If things get really hairy you can activate what’s called Reckoning mode, which slows down time and increases the damage you deal while decreasing the damage you take. While in this mode, as you weaken enemies their fates begin to unravel. At your choosing, you may opt to manually end the mode by pressing the necessary button prompt on-screen and finishing off your enemies, absorbing their fate energy for a healthy experience bonus and instant pwnage. If Reckoning mode ends before you have done so, your enemies regain some of their lost health and you get no bonus experience for defeating them. It’s a neat system that works well as a complimentary ‘get-out-of-jail-free’ card rather than a game-breaking exploit or something that will never be used because your character is so much more powerful than everything else.
Being a game that plays out in the third person, it’s great to see the focus on the combat system and the work that’s been put in to make battles feel memorable and enjoyable. Enemy types are varied and have different weaknesses and resistances as you would expect, forcing you to think strategically rather than hacking away, rewarding the tactical player in the long run.
If you ever get tired of fighting, which you won’t, there are also various other things you can do in the game.
Reckoning is actually one of the few games where all of the other aspects of the game are actually encouraged. Aspects such as Sagecrafting, Blacksmithing and Alchemy. Rather than spending your money exclusively at merchants or simply finding items in dungeons and on quests, you will come to rely on all of these additions in order to succeed at the game.
Blacksmithing is your usual story of crafting weapons and armour using materials you find, however you could also salvage them from weapons and armour that you pick up, by destroying those weapons and armour for their parts. A big part of your combat survival in-game will revolve around your ability to either match up armour sets or craft your own kick-ass armour instead.

# Source material
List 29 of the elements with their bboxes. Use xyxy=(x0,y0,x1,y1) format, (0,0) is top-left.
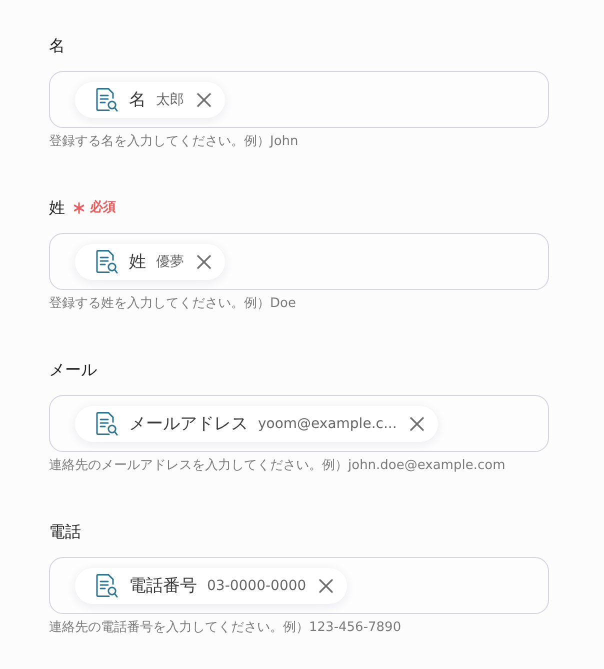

# What to work on
Answer these questions about the game review, one per line:
(a) What happens if Reckoning mode ends before you finish off your enemies?
(b) Which three crafting aspects does the review name?
(c) Besides finding materials, how else can you obtain them for Blacksmithing?

# Output of the exercise
(a) Your enemies regain some of their lost health, and you get no bonus experience for defeating them.
(b) Sagecrafting, Blacksmithing and Alchemy.
(c) You can salvage them by destroying weapons and armor you pick up for their parts.